Problem description:
Here are some records; copy every line that holds the word "labeled".

— begin Records for processing —

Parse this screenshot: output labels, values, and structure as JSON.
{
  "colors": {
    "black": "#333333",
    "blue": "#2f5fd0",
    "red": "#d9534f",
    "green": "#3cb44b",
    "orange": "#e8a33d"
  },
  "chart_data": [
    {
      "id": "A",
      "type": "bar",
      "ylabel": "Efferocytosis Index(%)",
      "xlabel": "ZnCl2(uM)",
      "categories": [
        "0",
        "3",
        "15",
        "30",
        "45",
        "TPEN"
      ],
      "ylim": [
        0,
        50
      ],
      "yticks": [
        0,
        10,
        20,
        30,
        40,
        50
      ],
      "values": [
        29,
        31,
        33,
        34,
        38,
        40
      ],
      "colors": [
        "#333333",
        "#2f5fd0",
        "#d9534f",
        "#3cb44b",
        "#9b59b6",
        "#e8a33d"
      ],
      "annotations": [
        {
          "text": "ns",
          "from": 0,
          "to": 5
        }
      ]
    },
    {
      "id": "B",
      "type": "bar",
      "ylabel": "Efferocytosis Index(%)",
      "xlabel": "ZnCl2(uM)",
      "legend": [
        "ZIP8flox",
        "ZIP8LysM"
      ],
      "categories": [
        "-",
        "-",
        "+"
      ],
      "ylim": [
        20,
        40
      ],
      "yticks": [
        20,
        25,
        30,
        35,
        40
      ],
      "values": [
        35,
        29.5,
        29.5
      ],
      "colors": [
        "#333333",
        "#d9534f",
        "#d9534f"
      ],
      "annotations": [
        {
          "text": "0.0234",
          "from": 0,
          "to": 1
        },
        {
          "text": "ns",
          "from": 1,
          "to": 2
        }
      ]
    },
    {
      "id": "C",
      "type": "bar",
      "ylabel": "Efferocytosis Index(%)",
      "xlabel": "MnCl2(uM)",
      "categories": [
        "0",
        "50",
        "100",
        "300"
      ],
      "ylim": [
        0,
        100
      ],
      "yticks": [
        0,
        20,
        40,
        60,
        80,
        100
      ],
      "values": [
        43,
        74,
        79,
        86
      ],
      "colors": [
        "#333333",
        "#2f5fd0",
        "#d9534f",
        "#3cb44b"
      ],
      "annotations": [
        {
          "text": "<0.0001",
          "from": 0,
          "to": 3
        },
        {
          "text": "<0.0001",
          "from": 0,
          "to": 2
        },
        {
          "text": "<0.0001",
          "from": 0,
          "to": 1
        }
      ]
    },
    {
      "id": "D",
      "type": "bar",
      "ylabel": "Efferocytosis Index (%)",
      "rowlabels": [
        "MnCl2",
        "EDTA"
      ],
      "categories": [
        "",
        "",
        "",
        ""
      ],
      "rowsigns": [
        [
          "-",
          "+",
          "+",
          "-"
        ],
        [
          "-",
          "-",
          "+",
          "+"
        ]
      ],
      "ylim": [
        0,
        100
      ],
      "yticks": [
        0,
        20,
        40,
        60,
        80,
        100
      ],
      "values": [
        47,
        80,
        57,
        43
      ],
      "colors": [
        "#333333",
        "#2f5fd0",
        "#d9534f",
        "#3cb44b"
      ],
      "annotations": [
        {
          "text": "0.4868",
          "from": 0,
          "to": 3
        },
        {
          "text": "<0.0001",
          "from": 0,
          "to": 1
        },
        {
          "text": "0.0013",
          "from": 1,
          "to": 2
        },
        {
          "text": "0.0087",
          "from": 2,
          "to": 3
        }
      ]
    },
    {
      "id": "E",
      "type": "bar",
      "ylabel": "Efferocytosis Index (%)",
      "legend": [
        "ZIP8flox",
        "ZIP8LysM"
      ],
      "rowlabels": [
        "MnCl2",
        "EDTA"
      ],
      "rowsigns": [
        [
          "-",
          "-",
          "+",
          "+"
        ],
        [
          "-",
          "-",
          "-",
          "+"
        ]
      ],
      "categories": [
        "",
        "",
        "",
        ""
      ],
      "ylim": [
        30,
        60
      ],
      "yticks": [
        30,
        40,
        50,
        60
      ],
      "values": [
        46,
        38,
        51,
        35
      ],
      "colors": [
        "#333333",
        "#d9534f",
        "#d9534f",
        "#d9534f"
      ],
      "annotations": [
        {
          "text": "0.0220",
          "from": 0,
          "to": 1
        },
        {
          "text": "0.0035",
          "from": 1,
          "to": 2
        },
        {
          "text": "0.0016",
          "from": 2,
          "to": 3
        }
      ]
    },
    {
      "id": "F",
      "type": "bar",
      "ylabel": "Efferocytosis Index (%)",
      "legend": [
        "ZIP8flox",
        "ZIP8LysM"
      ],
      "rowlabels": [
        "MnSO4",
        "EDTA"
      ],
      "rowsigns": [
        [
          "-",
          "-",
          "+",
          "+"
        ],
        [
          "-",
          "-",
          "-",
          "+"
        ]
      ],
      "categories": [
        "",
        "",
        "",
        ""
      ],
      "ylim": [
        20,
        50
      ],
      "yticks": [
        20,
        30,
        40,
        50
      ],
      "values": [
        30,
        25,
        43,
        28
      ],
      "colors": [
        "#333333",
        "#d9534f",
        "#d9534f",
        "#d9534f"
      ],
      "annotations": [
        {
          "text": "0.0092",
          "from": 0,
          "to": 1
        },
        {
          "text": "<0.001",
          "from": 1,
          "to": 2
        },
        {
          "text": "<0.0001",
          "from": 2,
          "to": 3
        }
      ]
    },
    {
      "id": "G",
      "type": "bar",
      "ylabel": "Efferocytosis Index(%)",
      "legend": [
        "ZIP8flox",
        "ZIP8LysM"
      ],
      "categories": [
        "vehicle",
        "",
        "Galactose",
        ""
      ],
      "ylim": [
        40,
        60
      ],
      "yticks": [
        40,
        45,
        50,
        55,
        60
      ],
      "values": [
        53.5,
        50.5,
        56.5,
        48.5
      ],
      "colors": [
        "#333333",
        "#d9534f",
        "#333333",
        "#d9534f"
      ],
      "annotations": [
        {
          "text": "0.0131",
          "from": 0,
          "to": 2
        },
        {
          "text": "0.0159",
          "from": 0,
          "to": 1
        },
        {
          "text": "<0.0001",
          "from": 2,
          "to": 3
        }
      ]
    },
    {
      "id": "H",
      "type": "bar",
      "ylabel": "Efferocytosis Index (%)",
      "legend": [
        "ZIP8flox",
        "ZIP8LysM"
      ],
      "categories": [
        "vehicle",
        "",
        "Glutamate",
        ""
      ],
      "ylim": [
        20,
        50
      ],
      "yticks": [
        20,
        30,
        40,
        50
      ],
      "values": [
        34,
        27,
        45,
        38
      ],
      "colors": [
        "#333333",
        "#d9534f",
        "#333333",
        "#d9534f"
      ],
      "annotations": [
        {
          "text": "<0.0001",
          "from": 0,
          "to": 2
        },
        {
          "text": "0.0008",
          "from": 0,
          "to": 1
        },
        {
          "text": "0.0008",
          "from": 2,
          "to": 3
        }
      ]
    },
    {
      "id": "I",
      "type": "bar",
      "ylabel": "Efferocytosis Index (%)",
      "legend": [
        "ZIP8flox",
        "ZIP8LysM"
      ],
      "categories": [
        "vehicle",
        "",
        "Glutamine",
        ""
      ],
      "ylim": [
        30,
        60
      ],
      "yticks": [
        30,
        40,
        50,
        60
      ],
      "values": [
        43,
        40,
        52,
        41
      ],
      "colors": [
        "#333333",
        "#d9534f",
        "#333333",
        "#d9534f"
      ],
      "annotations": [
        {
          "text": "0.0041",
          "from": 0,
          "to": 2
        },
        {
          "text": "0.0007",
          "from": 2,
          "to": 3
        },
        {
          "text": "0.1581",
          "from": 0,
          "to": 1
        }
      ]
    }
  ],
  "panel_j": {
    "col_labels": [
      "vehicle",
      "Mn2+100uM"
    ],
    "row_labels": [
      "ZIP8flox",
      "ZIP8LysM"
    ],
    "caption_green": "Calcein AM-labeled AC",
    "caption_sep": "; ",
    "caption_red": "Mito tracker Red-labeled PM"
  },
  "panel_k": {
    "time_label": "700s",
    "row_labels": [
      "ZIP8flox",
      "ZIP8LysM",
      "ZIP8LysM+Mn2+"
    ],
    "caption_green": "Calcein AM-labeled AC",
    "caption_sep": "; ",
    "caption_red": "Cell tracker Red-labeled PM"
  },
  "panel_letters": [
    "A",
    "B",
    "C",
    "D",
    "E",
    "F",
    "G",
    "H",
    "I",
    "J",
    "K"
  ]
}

— end Records for processing —

Answer in full:
    "caption_green": "Calcein AM-labeled AC",
    "caption_red": "Mito tracker Red-labeled PM"
    "caption_green": "Calcein AM-labeled AC",
    "caption_red": "Cell tracker Red-labeled PM"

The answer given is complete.